**GIVEN INSTRUCTION**
Give the count of lines holding the string "Reconocimiento" and nothing else.

**STORED DATA**
-*-
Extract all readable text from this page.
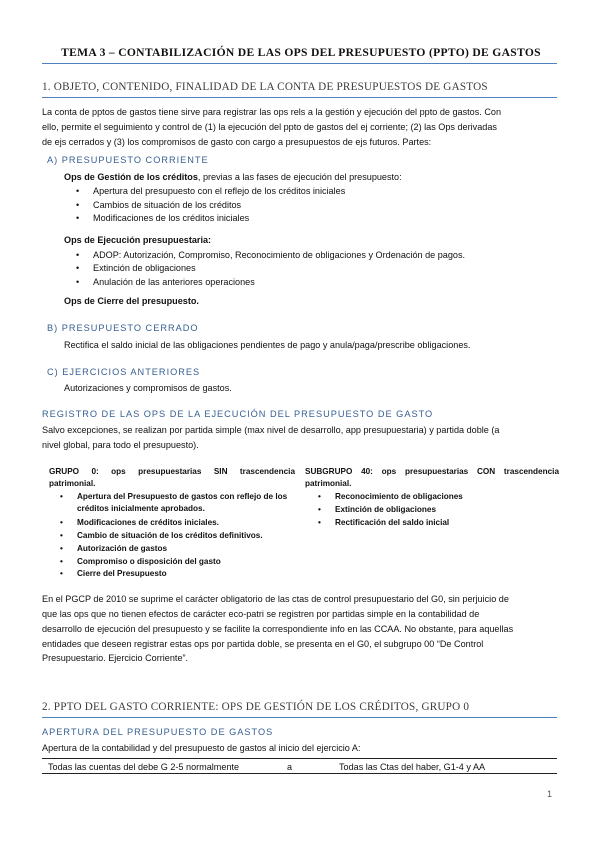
TEMA 3 – CONTABILIZACIÓN DE LAS OPS DEL PRESUPUESTO (PPTO) DE GASTOS
1. OBJETO, CONTENIDO, FINALIDAD DE LA CONTA DE PRESUPUESTOS DE GASTOS
La conta de pptos de gastos tiene sirve para registrar las ops rels a la gestión y ejecución del ppto de gastos. Con
ello, permite el seguimiento y control de (1) la ejecución del ppto de gastos del ej corriente; (2) las Ops derivadas
de ejs cerrados y (3) los compromisos de gasto con cargo a presupuestos de ejs futuros. Partes:
A) PRESUPUESTO CORRIENTE
Ops de Gestión de los créditos, previas a las fases de ejecución del presupuesto:
• Apertura del presupuesto con el reflejo de los créditos iniciales
• Cambios de situación de los créditos
• Modificaciones de los créditos iniciales
Ops de Ejecución presupuestaria:
• ADOP: Autorización, Compromiso, Reconocimiento de obligaciones y Ordenación de pagos.
• Extinción de obligaciones
• Anulación de las anteriores operaciones
Ops de Cierre del presupuesto.
B) PRESUPUESTO CERRADO
Rectifica el saldo inicial de las obligaciones pendientes de pago y anula/paga/prescribe obligaciones.
C) EJERCICIOS ANTERIORES
Autorizaciones y compromisos de gastos.
REGISTRO DE LAS OPS DE LA EJECUCIÓN DEL PRESUPUESTO DE GASTO
Salvo excepciones, se realizan por partida simple (max nivel de desarrollo, app presupuestaria) y partida doble (a
nivel global, para todo el presupuesto).
GRUPO 0: ops presupuestarias SIN trascendencia
patrimonial.
• Apertura del Presupuesto de gastos con reflejo de los
créditos inicialmente aprobados.
• Modificaciones de créditos iniciales.
• Cambio de situación de los créditos definitivos.
• Autorización de gastos
• Compromiso o disposición del gasto
• Cierre del Presupuesto
SUBGRUPO 40: ops presupuestarias CON trascendencia
patrimonial.
• Reconocimiento de obligaciones
• Extinción de obligaciones
• Rectificación del saldo inicial
En el PGCP de 2010 se suprime el carácter obligatorio de las ctas de control presupuestario del G0, sin perjuicio de
que las ops que no tienen efectos de carácter eco-patri se registren por partidas simple en la contabilidad de
desarrollo de ejecución del presupuesto y se facilite la correspondiente info en las CCAA. No obstante, para aquellas
entidades que deseen registrar estas ops por partida doble, se presenta en el G0, el subgrupo 00 “De Control
Presupuestario. Ejercicio Corriente”.
2. PPTO DEL GASTO CORRIENTE: OPS DE GESTIÓN DE LOS CRÉDITOS, GRUPO 0
APERTURA DEL PRESUPUESTO DE GASTOS
Apertura de la contabilidad y del presupuesto de gastos al inicio del ejercicio A:
Todas las cuentas del debe G 2-5 normalmente	a	Todas las Ctas del haber, G1-4 y AA
1
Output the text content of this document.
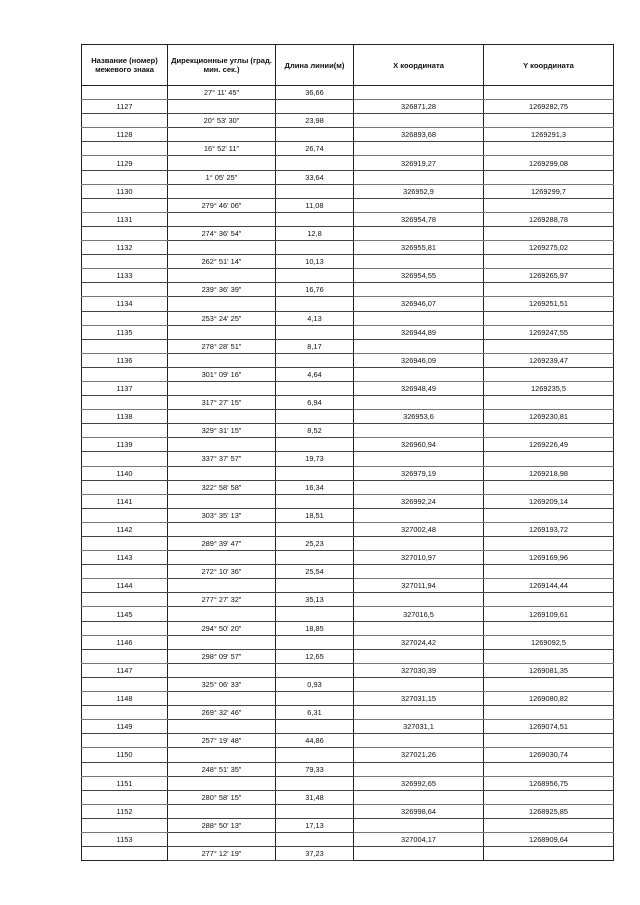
Название (номер) межевого знака	Дирекционные углы (град. мин. сек.)	Длина линии(м)	X координата	Y координата
	27° 11' 45"	36,66		
1127			326871,28	1269282,75
	20° 53' 30"	23,98		
1128			326893,68	1269291,3
	16° 52' 11"	26,74		
1129			326919,27	1269299,08
	1° 05' 25"	33,64		
1130			326952,9	1269299,7
	279° 46' 06"	11,08		
1131			326954,78	1269288,78
	274° 36' 54"	12,8		
1132			326955,81	1269275,02
	262° 51' 14"	10,13		
1133			326954,55	1269265,97
	239° 36' 39"	16,76		
1134			326946,07	1269251,51
	253° 24' 25"	4,13		
1135			326944,89	1269247,55
	278° 28' 51"	8,17		
1136			326946,09	1269239,47
	301° 09' 16"	4,64		
1137			326948,49	1269235,5
	317° 27' 15"	6,94		
1138			326953,6	1269230,81
	329° 31' 15"	8,52		
1139			326960,94	1269226,49
	337° 37' 57"	19,73		
1140			326979,19	1269218,98
	322° 58' 58"	16,34		
1141			326992,24	1269209,14
	303° 35' 13"	18,51		
1142			327002,48	1269193,72
	289° 39' 47"	25,23		
1143			327010,97	1269169,96
	272° 10' 36"	25,54		
1144			327011,94	1269144,44
	277° 27' 32"	35,13		
1145			327016,5	1269109,61
	294° 50' 20"	18,85		
1146			327024,42	1269092,5
	298° 09' 57"	12,65		
1147			327030,39	1269081,35
	325° 06' 33"	0,93		
1148			327031,15	1269080,82
	269° 32' 46"	6,31		
1149			327031,1	1269074,51
	257° 19' 48"	44,86		
1150			327021,26	1269030,74
	248° 51' 35"	79,33		
1151			326992,65	1268956,75
	280° 58' 15"	31,48		
1152			326998,64	1268925,85
	288° 50' 13"	17,13		
1153			327004,17	1268909,64
	277° 12' 19"	37,23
-*-
**FINAL ANSWER**
2